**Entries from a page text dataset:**
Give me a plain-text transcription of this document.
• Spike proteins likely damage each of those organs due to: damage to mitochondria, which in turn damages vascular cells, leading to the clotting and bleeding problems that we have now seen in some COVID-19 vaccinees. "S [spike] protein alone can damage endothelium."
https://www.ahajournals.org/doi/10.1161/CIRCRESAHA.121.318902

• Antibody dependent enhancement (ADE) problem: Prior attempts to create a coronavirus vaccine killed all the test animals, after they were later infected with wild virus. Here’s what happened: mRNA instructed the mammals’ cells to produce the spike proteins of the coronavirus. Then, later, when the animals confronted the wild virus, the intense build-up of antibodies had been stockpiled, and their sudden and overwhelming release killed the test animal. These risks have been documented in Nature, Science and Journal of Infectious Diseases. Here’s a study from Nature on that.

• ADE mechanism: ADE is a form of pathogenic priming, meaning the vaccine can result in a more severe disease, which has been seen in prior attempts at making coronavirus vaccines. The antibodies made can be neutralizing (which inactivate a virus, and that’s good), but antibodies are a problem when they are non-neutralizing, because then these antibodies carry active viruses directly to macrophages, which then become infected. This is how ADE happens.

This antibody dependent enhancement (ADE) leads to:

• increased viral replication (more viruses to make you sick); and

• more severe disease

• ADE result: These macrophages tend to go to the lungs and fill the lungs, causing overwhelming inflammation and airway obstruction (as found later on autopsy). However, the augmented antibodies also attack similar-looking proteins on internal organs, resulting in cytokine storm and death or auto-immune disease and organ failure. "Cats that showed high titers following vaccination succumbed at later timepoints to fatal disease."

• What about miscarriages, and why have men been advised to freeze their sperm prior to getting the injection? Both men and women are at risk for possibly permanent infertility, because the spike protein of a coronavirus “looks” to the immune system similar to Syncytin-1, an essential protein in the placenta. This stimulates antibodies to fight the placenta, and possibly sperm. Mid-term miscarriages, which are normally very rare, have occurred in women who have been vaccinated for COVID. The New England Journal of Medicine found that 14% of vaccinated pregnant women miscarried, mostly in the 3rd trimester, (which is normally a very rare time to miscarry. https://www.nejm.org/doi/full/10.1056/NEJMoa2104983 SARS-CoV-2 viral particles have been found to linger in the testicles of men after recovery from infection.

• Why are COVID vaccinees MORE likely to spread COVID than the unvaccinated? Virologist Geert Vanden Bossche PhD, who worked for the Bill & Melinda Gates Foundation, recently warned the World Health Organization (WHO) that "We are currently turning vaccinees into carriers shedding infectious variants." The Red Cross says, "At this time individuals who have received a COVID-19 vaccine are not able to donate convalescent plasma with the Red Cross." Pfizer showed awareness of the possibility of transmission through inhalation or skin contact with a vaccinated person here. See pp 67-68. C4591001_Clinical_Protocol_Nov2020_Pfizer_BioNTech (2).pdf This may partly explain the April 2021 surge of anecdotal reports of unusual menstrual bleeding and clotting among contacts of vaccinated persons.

**TASK DIRECTIONS:**
The answer must be every entry, reproduced exactly.

**RESPONSE AREA:**
Give me a plain-text transcription of this document.
• Spike proteins likely damage each of those organs due to: damage to mitochondria, which in turn damages vascular cells, leading to the clotting and bleeding problems that we have now seen in some COVID-19 vaccinees. "S [spike] protein alone can damage endothelium."
https://www.ahajournals.org/doi/10.1161/CIRCRESAHA.121.318902

• Antibody dependent enhancement (ADE) problem: Prior attempts to create a coronavirus vaccine killed all the test animals, after they were later infected with wild virus. Here’s what happened: mRNA instructed the mammals’ cells to produce the spike proteins of the coronavirus. Then, later, when the animals confronted the wild virus, the intense build-up of antibodies had been stockpiled, and their sudden and overwhelming release killed the test animal. These risks have been documented in Nature, Science and Journal of Infectious Diseases. Here’s a study from Nature on that.

• ADE mechanism: ADE is a form of pathogenic priming, meaning the vaccine can result in a more severe disease, which has been seen in prior attempts at making coronavirus vaccines. The antibodies made can be neutralizing (which inactivate a virus, and that’s good), but antibodies are a problem when they are non-neutralizing, because then these antibodies carry active viruses directly to macrophages, which then become infected. This is how ADE happens.

This antibody dependent enhancement (ADE) leads to:

• increased viral replication (more viruses to make you sick); and

• more severe disease

• ADE result: These macrophages tend to go to the lungs and fill the lungs, causing overwhelming inflammation and airway obstruction (as found later on autopsy). However, the augmented antibodies also attack similar-looking proteins on internal organs, resulting in cytokine storm and death or auto-immune disease and organ failure. "Cats that showed high titers following vaccination succumbed at later timepoints to fatal disease."

• What about miscarriages, and why have men been advised to freeze their sperm prior to getting the injection? Both men and women are at risk for possibly permanent infertility, because the spike protein of a coronavirus “looks” to the immune system similar to Syncytin-1, an essential protein in the placenta. This stimulates antibodies to fight the placenta, and possibly sperm. Mid-term miscarriages, which are normally very rare, have occurred in women who have been vaccinated for COVID. The New England Journal of Medicine found that 14% of vaccinated pregnant women miscarried, mostly in the 3rd trimester, (which is normally a very rare time to miscarry. https://www.nejm.org/doi/full/10.1056/NEJMoa2104983 SARS-CoV-2 viral particles have been found to linger in the testicles of men after recovery from infection.

• Why are COVID vaccinees MORE likely to spread COVID than the unvaccinated? Virologist Geert Vanden Bossche PhD, who worked for the Bill & Melinda Gates Foundation, recently warned the World Health Organization (WHO) that "We are currently turning vaccinees into carriers shedding infectious variants." The Red Cross says, "At this time individuals who have received a COVID-19 vaccine are not able to donate convalescent plasma with the Red Cross." Pfizer showed awareness of the possibility of transmission through inhalation or skin contact with a vaccinated person here. See pp 67-68. C4591001_Clinical_Protocol_Nov2020_Pfizer_BioNTech (2).pdf This may partly explain the April 2021 surge of anecdotal reports of unusual menstrual bleeding and clotting among contacts of vaccinated persons.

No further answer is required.